-- Given information follows --

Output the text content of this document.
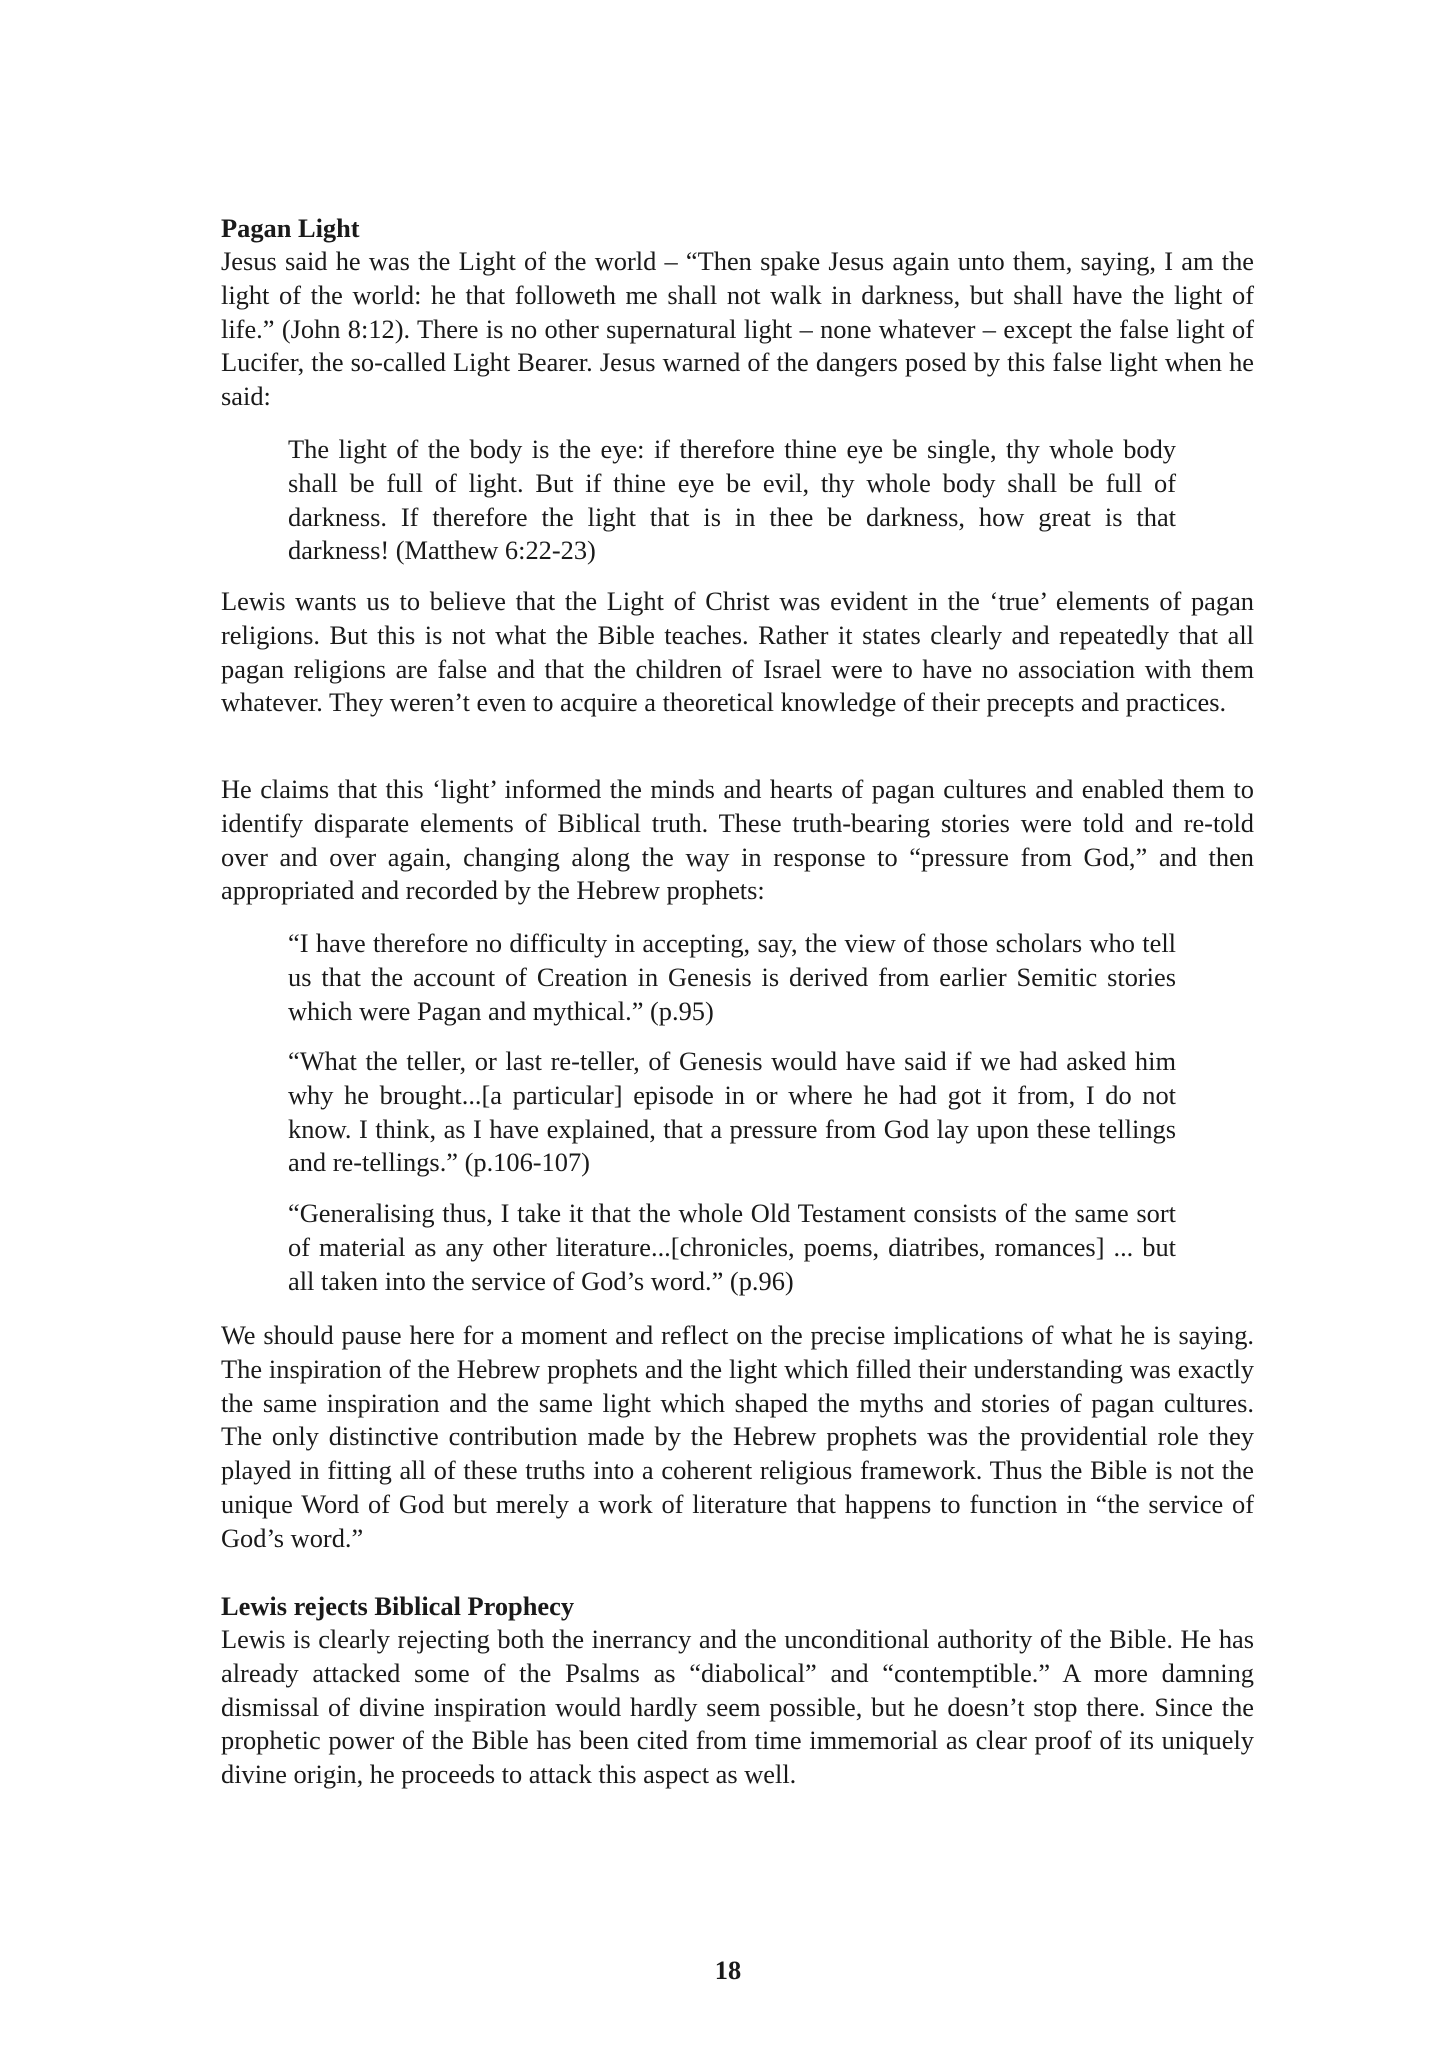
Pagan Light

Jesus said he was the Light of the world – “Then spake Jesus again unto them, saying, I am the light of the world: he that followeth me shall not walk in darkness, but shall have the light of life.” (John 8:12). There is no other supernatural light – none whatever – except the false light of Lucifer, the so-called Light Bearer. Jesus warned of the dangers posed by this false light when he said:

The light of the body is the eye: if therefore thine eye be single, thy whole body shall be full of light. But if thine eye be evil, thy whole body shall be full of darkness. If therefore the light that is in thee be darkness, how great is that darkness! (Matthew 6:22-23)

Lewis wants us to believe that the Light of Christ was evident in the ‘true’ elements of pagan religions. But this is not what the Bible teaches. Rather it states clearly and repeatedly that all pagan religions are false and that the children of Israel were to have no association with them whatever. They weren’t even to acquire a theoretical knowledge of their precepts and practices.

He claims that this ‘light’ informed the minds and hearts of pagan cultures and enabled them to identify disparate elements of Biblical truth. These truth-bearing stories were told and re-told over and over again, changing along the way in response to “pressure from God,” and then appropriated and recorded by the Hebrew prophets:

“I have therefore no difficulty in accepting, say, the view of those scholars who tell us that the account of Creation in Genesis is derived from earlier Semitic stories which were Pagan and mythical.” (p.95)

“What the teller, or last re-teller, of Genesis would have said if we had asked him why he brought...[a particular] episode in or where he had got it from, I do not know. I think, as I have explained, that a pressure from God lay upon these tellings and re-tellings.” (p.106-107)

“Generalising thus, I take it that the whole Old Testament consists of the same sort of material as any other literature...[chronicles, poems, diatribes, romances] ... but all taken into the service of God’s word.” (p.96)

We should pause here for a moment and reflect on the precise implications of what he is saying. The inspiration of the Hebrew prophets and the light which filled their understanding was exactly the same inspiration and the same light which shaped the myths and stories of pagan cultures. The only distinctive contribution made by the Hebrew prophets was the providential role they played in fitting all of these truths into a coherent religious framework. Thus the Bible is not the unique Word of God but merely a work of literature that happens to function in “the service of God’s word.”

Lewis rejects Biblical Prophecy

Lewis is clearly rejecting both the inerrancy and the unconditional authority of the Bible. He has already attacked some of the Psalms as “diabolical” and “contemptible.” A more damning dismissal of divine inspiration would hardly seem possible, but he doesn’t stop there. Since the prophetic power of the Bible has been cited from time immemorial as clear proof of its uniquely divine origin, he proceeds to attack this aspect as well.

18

-- Given information concluded --

> _Your assignment_
Please state how many lines in the entries include the string "false", giving no more than the number.

> _Result of this exercise_
2